- **RECORD SET**

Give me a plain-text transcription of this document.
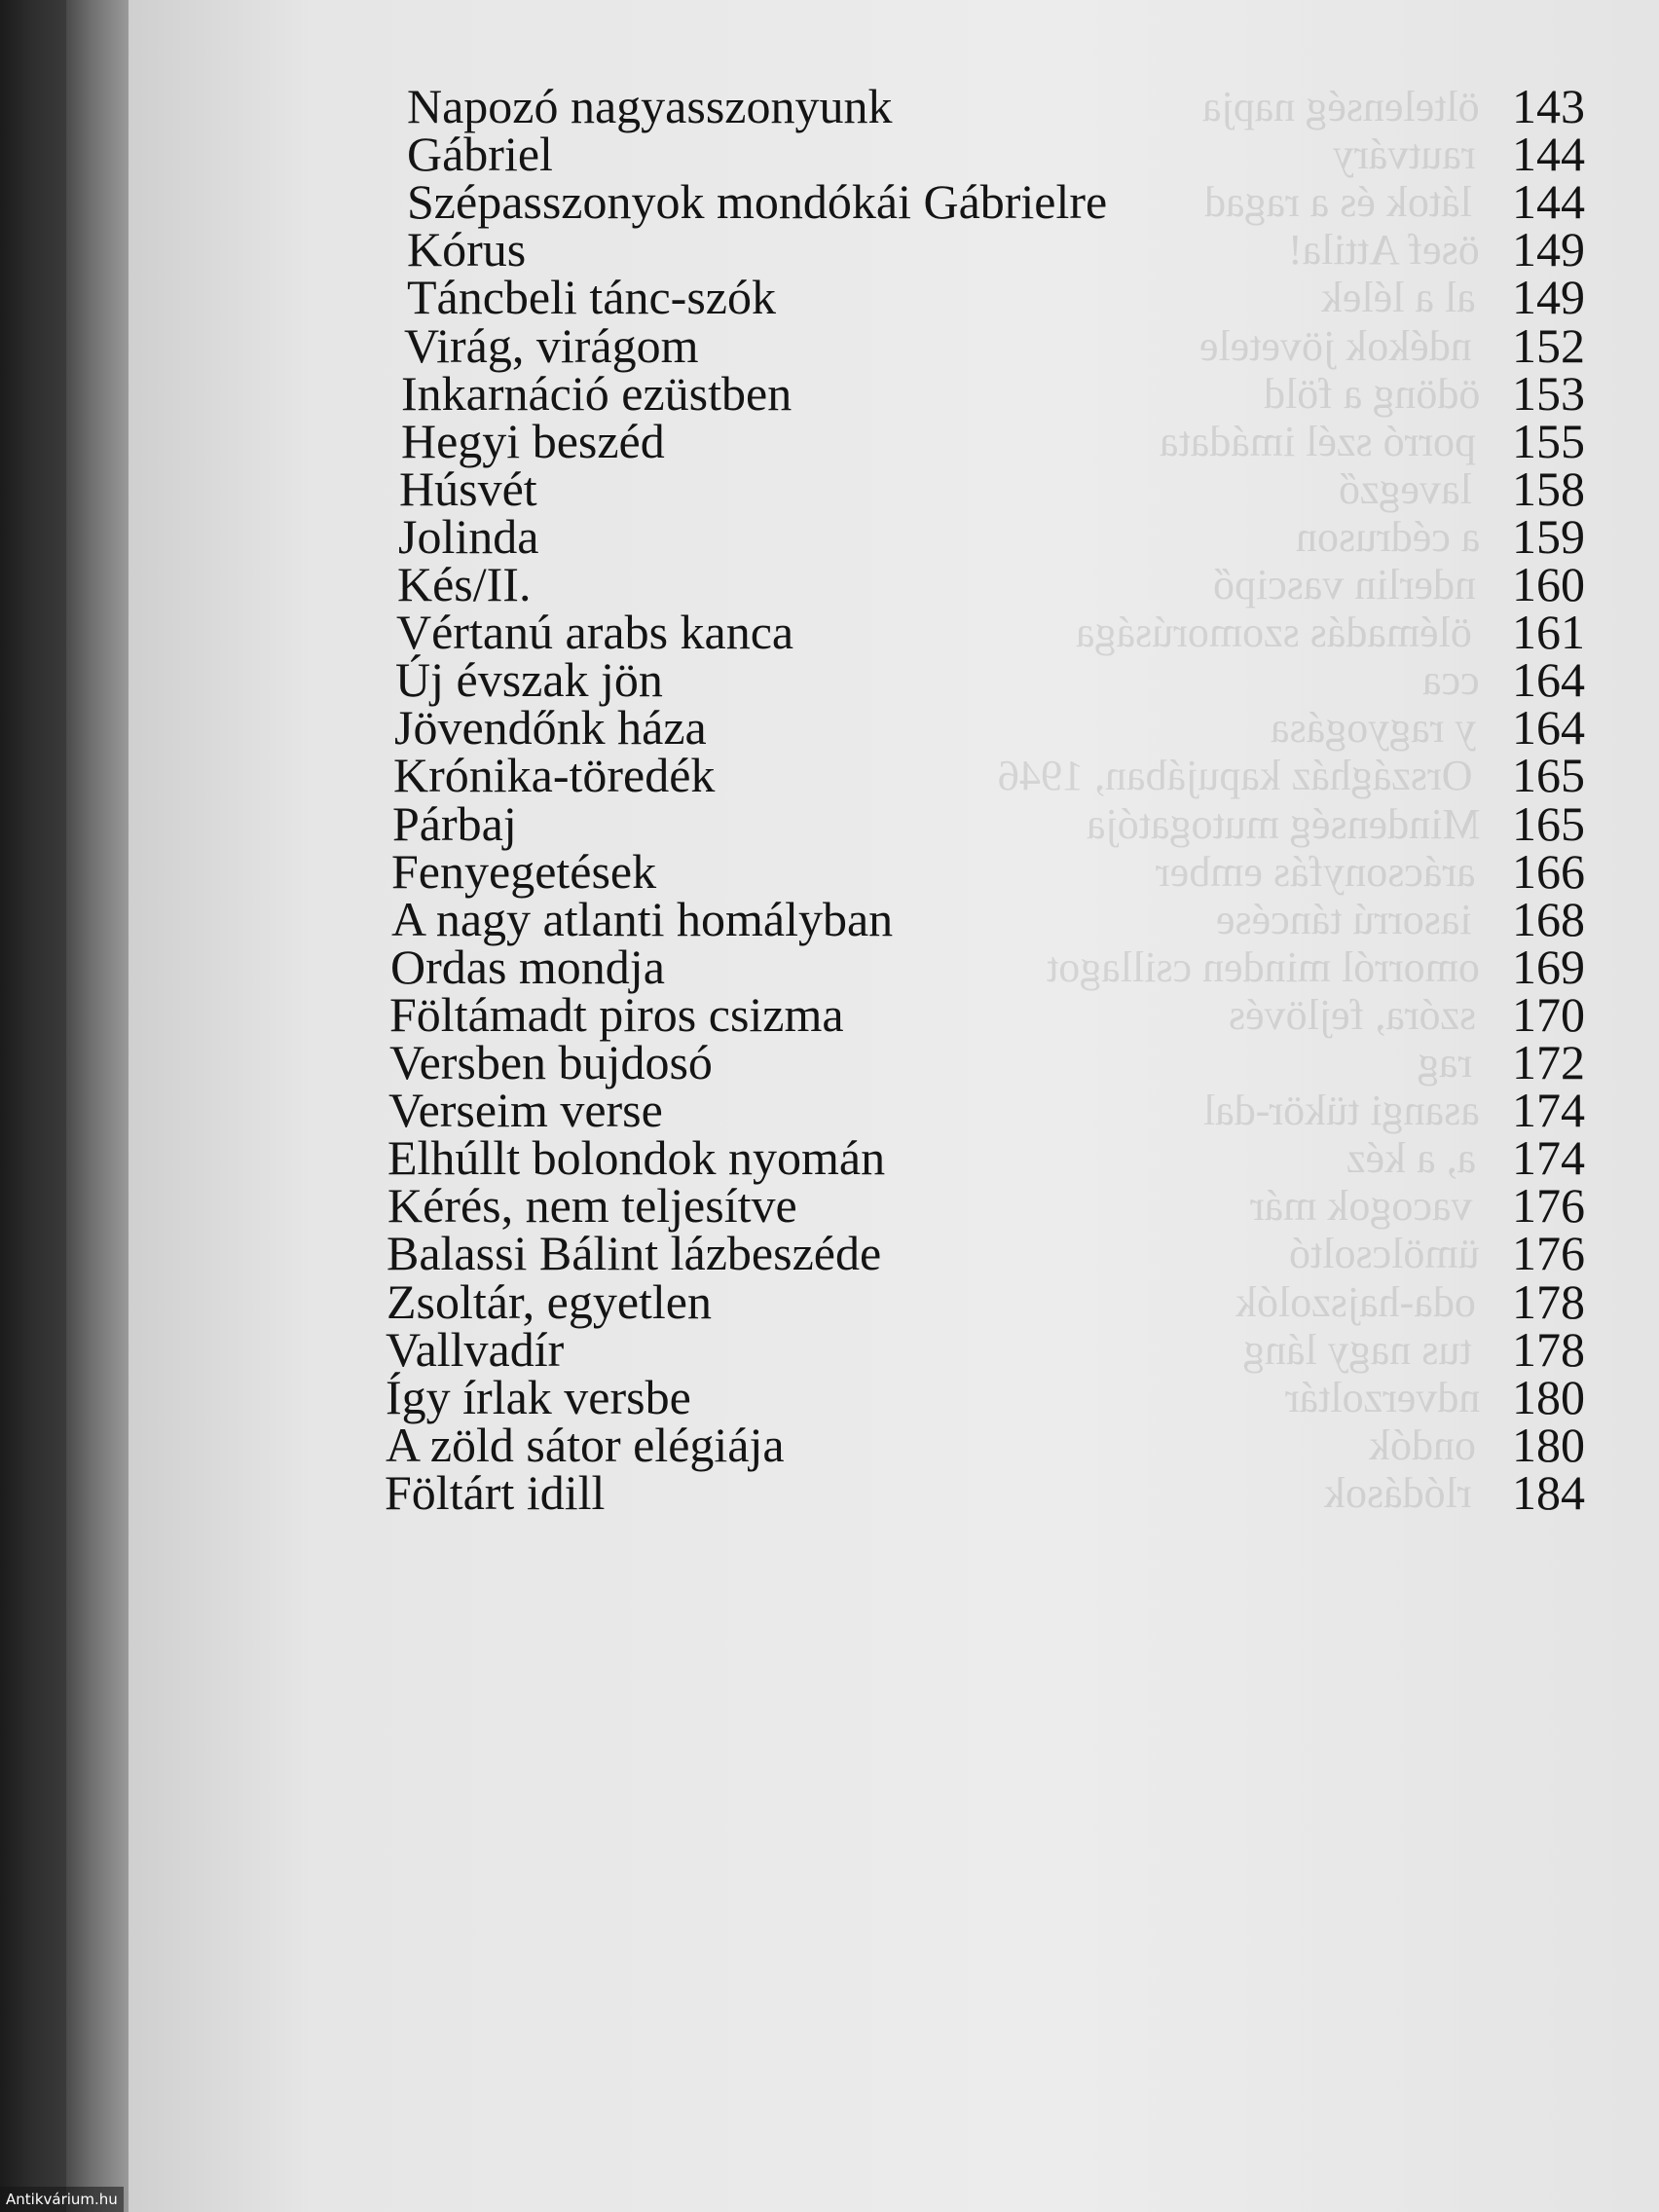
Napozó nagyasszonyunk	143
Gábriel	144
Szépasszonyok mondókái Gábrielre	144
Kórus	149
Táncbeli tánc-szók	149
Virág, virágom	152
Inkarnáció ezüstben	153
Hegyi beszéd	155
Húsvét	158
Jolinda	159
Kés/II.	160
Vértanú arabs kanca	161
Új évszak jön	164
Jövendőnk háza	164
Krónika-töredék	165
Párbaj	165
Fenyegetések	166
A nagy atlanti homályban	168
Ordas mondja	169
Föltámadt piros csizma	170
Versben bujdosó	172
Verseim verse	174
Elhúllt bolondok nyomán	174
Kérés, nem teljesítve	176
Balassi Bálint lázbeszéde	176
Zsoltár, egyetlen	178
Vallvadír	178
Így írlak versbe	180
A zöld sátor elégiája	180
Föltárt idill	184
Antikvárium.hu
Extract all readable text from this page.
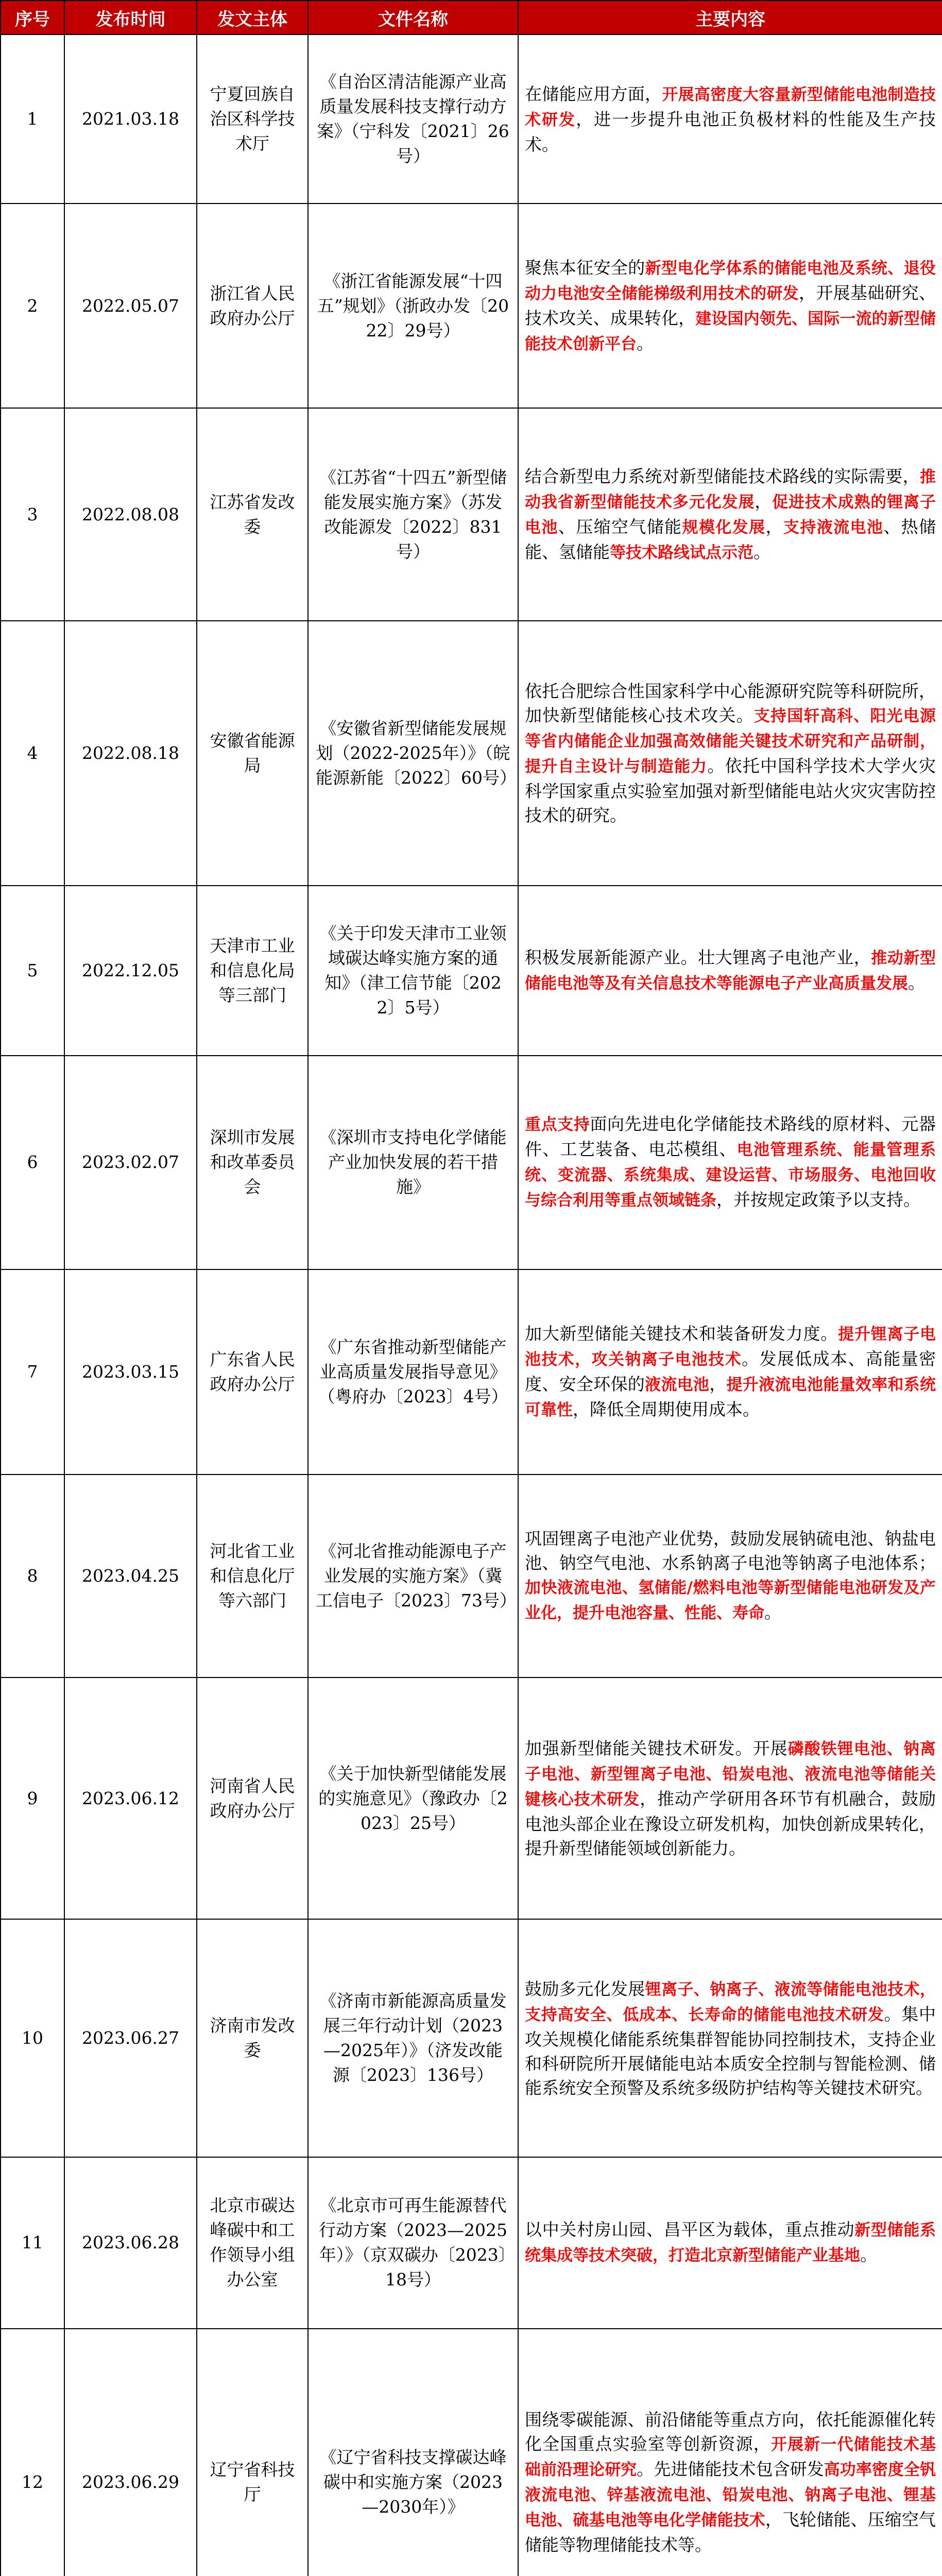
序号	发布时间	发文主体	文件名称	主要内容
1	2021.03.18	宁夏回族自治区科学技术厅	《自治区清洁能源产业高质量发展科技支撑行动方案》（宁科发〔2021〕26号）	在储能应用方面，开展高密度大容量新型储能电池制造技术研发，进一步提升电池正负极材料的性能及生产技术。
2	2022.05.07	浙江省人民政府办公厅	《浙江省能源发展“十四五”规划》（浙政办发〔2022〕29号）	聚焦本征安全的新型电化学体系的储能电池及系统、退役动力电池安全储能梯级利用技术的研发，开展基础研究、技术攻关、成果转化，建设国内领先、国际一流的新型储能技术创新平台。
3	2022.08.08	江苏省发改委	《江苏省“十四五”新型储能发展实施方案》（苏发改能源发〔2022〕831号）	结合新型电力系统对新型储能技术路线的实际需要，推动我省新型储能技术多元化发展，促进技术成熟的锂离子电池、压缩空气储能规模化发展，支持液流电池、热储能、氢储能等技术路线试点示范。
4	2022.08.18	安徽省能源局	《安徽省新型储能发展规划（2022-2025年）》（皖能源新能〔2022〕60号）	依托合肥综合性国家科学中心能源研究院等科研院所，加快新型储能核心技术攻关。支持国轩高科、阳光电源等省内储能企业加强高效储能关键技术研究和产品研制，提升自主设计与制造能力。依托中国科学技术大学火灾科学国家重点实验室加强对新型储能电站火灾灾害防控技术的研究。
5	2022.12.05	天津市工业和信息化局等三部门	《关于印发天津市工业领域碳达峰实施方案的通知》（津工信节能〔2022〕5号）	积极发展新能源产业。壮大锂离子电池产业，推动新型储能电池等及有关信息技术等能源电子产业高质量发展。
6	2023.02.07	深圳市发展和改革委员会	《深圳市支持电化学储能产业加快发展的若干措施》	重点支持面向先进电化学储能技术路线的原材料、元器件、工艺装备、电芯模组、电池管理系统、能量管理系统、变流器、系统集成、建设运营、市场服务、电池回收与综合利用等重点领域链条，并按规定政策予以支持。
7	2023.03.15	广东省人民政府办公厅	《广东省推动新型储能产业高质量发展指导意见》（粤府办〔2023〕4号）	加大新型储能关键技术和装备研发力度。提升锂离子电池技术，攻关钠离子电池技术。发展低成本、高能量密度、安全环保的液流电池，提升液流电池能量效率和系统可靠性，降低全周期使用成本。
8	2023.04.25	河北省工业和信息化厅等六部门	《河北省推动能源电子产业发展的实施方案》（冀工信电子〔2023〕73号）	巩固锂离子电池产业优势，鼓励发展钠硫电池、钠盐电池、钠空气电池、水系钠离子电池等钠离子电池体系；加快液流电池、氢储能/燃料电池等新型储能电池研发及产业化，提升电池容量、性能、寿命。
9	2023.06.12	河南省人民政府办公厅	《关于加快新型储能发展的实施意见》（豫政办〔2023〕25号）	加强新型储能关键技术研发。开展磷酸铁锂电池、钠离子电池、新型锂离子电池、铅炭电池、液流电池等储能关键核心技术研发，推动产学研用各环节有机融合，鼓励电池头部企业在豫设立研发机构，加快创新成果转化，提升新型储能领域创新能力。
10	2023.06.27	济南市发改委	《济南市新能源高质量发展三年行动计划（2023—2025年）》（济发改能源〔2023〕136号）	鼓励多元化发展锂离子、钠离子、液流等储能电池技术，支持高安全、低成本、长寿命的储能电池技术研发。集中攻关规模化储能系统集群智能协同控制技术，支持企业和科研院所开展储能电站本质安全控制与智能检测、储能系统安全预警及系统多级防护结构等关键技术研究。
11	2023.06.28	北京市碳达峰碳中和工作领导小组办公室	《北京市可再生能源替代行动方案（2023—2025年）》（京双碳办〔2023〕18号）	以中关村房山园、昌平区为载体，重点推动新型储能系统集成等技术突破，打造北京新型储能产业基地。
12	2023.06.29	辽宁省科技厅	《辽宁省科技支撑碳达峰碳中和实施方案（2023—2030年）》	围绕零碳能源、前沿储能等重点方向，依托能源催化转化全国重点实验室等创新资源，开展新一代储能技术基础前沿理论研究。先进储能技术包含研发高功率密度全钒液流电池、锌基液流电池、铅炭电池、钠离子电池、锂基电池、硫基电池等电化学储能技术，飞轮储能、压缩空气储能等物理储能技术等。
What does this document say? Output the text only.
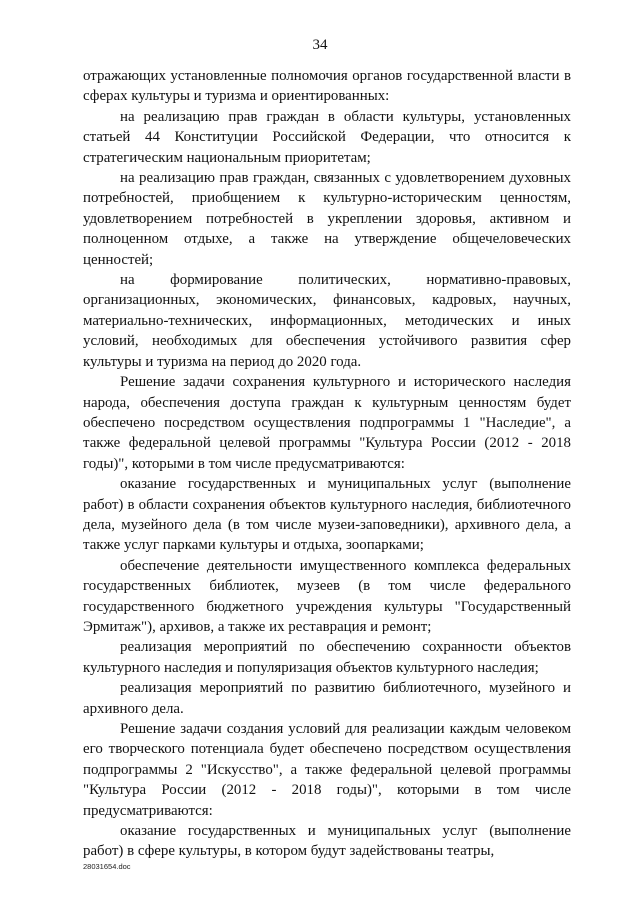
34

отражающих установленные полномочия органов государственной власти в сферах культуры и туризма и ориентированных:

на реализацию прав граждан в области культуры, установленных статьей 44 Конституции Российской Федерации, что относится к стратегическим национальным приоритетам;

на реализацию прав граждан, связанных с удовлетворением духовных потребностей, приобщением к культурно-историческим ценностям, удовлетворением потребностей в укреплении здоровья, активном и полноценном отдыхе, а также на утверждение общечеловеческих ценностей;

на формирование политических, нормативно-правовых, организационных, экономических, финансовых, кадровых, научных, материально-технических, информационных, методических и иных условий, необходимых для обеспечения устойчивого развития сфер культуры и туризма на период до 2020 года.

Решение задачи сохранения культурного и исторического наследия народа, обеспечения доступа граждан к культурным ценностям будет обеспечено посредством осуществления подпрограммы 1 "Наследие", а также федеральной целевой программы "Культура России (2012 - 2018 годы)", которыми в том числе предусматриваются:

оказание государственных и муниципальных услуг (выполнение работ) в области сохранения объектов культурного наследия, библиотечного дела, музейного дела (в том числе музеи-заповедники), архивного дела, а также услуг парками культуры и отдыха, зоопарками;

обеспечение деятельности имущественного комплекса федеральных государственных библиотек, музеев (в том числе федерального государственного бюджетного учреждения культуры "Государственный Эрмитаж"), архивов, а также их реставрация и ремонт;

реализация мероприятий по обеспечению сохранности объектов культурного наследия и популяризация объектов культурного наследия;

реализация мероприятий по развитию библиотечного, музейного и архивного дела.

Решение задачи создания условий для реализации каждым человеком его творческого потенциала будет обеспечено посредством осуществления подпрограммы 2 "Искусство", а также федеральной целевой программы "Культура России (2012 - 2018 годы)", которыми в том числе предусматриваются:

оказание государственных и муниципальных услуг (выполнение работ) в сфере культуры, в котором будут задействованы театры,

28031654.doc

- **WHAT TO PRODUCE**
Lines that hold the word "document" are the ones to return, every one of them.

- **EXERCISE RESPONSE**
Give me a plain-text transcription of this document.
What does this document say? Output the text only.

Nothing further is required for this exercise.